> **A run of records**
☆ ☆ ☆ ☆

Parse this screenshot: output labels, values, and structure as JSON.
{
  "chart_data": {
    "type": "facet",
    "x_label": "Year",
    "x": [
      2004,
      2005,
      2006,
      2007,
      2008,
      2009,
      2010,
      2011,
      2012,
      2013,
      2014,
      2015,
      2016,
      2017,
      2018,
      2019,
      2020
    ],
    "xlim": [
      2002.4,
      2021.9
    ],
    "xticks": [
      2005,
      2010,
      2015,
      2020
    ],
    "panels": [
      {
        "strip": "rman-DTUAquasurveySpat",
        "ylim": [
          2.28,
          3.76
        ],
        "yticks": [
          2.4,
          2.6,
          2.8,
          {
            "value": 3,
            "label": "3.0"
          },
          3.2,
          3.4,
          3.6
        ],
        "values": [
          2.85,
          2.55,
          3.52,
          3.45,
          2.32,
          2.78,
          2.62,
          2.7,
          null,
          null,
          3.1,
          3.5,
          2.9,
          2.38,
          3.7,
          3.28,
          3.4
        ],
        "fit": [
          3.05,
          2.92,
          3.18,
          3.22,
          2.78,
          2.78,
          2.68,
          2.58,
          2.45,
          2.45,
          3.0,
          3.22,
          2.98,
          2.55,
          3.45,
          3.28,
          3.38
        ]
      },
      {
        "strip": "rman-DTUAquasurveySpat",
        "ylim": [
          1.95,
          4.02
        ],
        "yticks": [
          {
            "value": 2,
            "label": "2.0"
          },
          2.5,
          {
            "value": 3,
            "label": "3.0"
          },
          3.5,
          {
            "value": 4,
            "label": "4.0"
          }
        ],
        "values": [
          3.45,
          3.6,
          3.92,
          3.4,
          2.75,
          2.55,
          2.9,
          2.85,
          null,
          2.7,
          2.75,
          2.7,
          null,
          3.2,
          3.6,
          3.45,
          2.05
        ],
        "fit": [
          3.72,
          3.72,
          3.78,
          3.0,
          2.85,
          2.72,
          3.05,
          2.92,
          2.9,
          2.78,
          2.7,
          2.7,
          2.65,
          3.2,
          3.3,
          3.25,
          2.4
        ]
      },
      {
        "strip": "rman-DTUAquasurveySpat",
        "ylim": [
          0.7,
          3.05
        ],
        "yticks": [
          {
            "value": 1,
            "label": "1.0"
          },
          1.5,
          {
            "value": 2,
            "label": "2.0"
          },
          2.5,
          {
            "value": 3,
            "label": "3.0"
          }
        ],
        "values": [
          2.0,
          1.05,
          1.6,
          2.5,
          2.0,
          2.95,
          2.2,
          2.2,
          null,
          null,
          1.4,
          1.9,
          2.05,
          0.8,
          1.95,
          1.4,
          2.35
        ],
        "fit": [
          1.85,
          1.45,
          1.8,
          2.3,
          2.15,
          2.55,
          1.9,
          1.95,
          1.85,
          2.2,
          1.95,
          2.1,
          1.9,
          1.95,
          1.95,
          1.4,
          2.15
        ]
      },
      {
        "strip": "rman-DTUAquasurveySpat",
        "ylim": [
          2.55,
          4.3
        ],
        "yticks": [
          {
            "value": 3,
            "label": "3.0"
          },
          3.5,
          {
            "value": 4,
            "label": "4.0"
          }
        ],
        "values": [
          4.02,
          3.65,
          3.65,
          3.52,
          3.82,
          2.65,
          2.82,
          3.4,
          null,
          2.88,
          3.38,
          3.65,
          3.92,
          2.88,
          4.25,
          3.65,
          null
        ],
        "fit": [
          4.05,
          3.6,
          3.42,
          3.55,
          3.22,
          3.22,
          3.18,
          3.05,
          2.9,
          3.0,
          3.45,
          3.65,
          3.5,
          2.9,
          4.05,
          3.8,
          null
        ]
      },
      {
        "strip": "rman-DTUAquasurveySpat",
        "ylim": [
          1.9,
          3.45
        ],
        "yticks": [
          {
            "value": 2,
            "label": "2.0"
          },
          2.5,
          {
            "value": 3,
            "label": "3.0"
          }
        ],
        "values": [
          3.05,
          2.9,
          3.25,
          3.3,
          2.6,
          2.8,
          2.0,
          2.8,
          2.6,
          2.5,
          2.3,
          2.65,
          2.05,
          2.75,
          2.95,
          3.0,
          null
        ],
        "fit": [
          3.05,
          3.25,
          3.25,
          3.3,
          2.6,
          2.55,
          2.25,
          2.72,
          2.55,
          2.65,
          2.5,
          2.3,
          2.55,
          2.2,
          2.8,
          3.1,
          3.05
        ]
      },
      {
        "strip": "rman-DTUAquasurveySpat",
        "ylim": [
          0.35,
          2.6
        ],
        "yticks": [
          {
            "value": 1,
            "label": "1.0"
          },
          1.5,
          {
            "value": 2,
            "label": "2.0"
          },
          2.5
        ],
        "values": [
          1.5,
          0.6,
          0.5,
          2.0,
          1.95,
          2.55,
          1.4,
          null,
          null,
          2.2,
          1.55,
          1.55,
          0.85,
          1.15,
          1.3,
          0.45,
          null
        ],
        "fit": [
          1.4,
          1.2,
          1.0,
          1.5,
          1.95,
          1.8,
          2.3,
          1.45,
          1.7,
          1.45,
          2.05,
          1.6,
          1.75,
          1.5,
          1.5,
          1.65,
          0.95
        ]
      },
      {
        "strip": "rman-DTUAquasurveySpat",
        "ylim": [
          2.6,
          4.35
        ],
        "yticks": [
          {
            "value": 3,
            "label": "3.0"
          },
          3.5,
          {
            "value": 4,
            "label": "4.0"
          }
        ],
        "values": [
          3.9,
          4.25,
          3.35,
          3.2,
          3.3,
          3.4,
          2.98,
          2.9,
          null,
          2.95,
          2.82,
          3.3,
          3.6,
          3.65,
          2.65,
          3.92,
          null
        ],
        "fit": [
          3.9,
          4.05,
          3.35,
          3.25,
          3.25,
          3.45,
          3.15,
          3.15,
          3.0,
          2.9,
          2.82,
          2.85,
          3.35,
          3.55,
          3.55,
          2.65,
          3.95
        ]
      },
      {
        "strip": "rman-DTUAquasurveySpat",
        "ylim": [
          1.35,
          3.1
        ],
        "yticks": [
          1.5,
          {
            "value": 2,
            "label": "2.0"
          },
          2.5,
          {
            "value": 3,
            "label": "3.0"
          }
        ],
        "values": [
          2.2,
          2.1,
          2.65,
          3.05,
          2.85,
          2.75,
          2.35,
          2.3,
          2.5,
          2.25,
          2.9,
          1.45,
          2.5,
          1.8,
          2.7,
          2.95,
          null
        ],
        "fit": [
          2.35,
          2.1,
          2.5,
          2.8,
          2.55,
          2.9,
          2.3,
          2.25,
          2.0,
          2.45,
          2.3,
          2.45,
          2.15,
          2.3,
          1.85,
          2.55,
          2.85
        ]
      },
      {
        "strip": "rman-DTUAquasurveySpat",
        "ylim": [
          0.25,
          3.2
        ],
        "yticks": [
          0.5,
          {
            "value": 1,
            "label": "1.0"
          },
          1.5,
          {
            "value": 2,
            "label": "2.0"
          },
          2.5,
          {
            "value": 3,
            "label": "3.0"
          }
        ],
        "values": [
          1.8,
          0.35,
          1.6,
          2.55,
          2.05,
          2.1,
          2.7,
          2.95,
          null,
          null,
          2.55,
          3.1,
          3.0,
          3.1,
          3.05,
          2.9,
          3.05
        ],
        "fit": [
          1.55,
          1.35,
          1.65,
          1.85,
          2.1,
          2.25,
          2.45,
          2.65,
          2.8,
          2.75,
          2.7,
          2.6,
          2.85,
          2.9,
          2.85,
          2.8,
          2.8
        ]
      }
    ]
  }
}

☆ ☆ ☆ ☆

> **Exercise brief**
Transcribe all the entries, keeping each one exactly as it is.

> **Result for this task**
Parse this screenshot: output labels, values, and structure as JSON.
{
  "chart_data": {
    "type": "facet",
    "x_label": "Year",
    "x": [
      2004,
      2005,
      2006,
      2007,
      2008,
      2009,
      2010,
      2011,
      2012,
      2013,
      2014,
      2015,
      2016,
      2017,
      2018,
      2019,
      2020
    ],
    "xlim": [
      2002.4,
      2021.9
    ],
    "xticks": [
      2005,
      2010,
      2015,
      2020
    ],
    "panels": [
      {
        "strip": "rman-DTUAquasurveySpat",
        "ylim": [
          2.28,
          3.76
        ],
        "yticks": [
          2.4,
          2.6,
          2.8,
          {
            "value": 3,
            "label": "3.0"
          },
          3.2,
          3.4,
          3.6
        ],
        "values": [
          2.85,
          2.55,
          3.52,
          3.45,
          2.32,
          2.78,
          2.62,
          2.7,
          null,
          null,
          3.1,
          3.5,
          2.9,
          2.38,
          3.7,
          3.28,
          3.4
        ],
        "fit": [
          3.05,
          2.92,
          3.18,
          3.22,
          2.78,
          2.78,
          2.68,
          2.58,
          2.45,
          2.45,
          3.0,
          3.22,
          2.98,
          2.55,
          3.45,
          3.28,
          3.38
        ]
      },
      {
        "strip": "rman-DTUAquasurveySpat",
        "ylim": [
          1.95,
          4.02
        ],
        "yticks": [
          {
            "value": 2,
            "label": "2.0"
          },
          2.5,
          {
            "value": 3,
            "label": "3.0"
          },
          3.5,
          {
            "value": 4,
            "label": "4.0"
          }
        ],
        "values": [
          3.45,
          3.6,
          3.92,
          3.4,
          2.75,
          2.55,
          2.9,
          2.85,
          null,
          2.7,
          2.75,
          2.7,
          null,
          3.2,
          3.6,
          3.45,
          2.05
        ],
        "fit": [
          3.72,
          3.72,
          3.78,
          3.0,
          2.85,
          2.72,
          3.05,
          2.92,
          2.9,
          2.78,
          2.7,
          2.7,
          2.65,
          3.2,
          3.3,
          3.25,
          2.4
        ]
      },
      {
        "strip": "rman-DTUAquasurveySpat",
        "ylim": [
          0.7,
          3.05
        ],
        "yticks": [
          {
            "value": 1,
            "label": "1.0"
          },
          1.5,
          {
            "value": 2,
            "label": "2.0"
          },
          2.5,
          {
            "value": 3,
            "label": "3.0"
          }
        ],
        "values": [
          2.0,
          1.05,
          1.6,
          2.5,
          2.0,
          2.95,
          2.2,
          2.2,
          null,
          null,
          1.4,
          1.9,
          2.05,
          0.8,
          1.95,
          1.4,
          2.35
        ],
        "fit": [
          1.85,
          1.45,
          1.8,
          2.3,
          2.15,
          2.55,
          1.9,
          1.95,
          1.85,
          2.2,
          1.95,
          2.1,
          1.9,
          1.95,
          1.95,
          1.4,
          2.15
        ]
      },
      {
        "strip": "rman-DTUAquasurveySpat",
        "ylim": [
          2.55,
          4.3
        ],
        "yticks": [
          {
            "value": 3,
            "label": "3.0"
          },
          3.5,
          {
            "value": 4,
            "label": "4.0"
          }
        ],
        "values": [
          4.02,
          3.65,
          3.65,
          3.52,
          3.82,
          2.65,
          2.82,
          3.4,
          null,
          2.88,
          3.38,
          3.65,
          3.92,
          2.88,
          4.25,
          3.65,
          null
        ],
        "fit": [
          4.05,
          3.6,
          3.42,
          3.55,
          3.22,
          3.22,
          3.18,
          3.05,
          2.9,
          3.0,
          3.45,
          3.65,
          3.5,
          2.9,
          4.05,
          3.8,
          null
        ]
      },
      {
        "strip": "rman-DTUAquasurveySpat",
        "ylim": [
          1.9,
          3.45
        ],
        "yticks": [
          {
            "value": 2,
            "label": "2.0"
          },
          2.5,
          {
            "value": 3,
            "label": "3.0"
          }
        ],
        "values": [
          3.05,
          2.9,
          3.25,
          3.3,
          2.6,
          2.8,
          2.0,
          2.8,
          2.6,
          2.5,
          2.3,
          2.65,
          2.05,
          2.75,
          2.95,
          3.0,
          null
        ],
        "fit": [
          3.05,
          3.25,
          3.25,
          3.3,
          2.6,
          2.55,
          2.25,
          2.72,
          2.55,
          2.65,
          2.5,
          2.3,
          2.55,
          2.2,
          2.8,
          3.1,
          3.05
        ]
      },
      {
        "strip": "rman-DTUAquasurveySpat",
        "ylim": [
          0.35,
          2.6
        ],
        "yticks": [
          {
            "value": 1,
            "label": "1.0"
          },
          1.5,
          {
            "value": 2,
            "label": "2.0"
          },
          2.5
        ],
        "values": [
          1.5,
          0.6,
          0.5,
          2.0,
          1.95,
          2.55,
          1.4,
          null,
          null,
          2.2,
          1.55,
          1.55,
          0.85,
          1.15,
          1.3,
          0.45,
          null
        ],
        "fit": [
          1.4,
          1.2,
          1.0,
          1.5,
          1.95,
          1.8,
          2.3,
          1.45,
          1.7,
          1.45,
          2.05,
          1.6,
          1.75,
          1.5,
          1.5,
          1.65,
          0.95
        ]
      },
      {
        "strip": "rman-DTUAquasurveySpat",
        "ylim": [
          2.6,
          4.35
        ],
        "yticks": [
          {
            "value": 3,
            "label": "3.0"
          },
          3.5,
          {
            "value": 4,
            "label": "4.0"
          }
        ],
        "values": [
          3.9,
          4.25,
          3.35,
          3.2,
          3.3,
          3.4,
          2.98,
          2.9,
          null,
          2.95,
          2.82,
          3.3,
          3.6,
          3.65,
          2.65,
          3.92,
          null
        ],
        "fit": [
          3.9,
          4.05,
          3.35,
          3.25,
          3.25,
          3.45,
          3.15,
          3.15,
          3.0,
          2.9,
          2.82,
          2.85,
          3.35,
          3.55,
          3.55,
          2.65,
          3.95
        ]
      },
      {
        "strip": "rman-DTUAquasurveySpat",
        "ylim": [
          1.35,
          3.1
        ],
        "yticks": [
          1.5,
          {
            "value": 2,
            "label": "2.0"
          },
          2.5,
          {
            "value": 3,
            "label": "3.0"
          }
        ],
        "values": [
          2.2,
          2.1,
          2.65,
          3.05,
          2.85,
          2.75,
          2.35,
          2.3,
          2.5,
          2.25,
          2.9,
          1.45,
          2.5,
          1.8,
          2.7,
          2.95,
          null
        ],
        "fit": [
          2.35,
          2.1,
          2.5,
          2.8,
          2.55,
          2.9,
          2.3,
          2.25,
          2.0,
          2.45,
          2.3,
          2.45,
          2.15,
          2.3,
          1.85,
          2.55,
          2.85
        ]
      },
      {
        "strip": "rman-DTUAquasurveySpat",
        "ylim": [
          0.25,
          3.2
        ],
        "yticks": [
          0.5,
          {
            "value": 1,
            "label": "1.0"
          },
          1.5,
          {
            "value": 2,
            "label": "2.0"
          },
          2.5,
          {
            "value": 3,
            "label": "3.0"
          }
        ],
        "values": [
          1.8,
          0.35,
          1.6,
          2.55,
          2.05,
          2.1,
          2.7,
          2.95,
          null,
          null,
          2.55,
          3.1,
          3.0,
          3.1,
          3.05,
          2.9,
          3.05
        ],
        "fit": [
          1.55,
          1.35,
          1.65,
          1.85,
          2.1,
          2.25,
          2.45,
          2.65,
          2.8,
          2.75,
          2.7,
          2.6,
          2.85,
          2.9,
          2.85,
          2.8,
          2.8
        ]
      }
    ]
  }
}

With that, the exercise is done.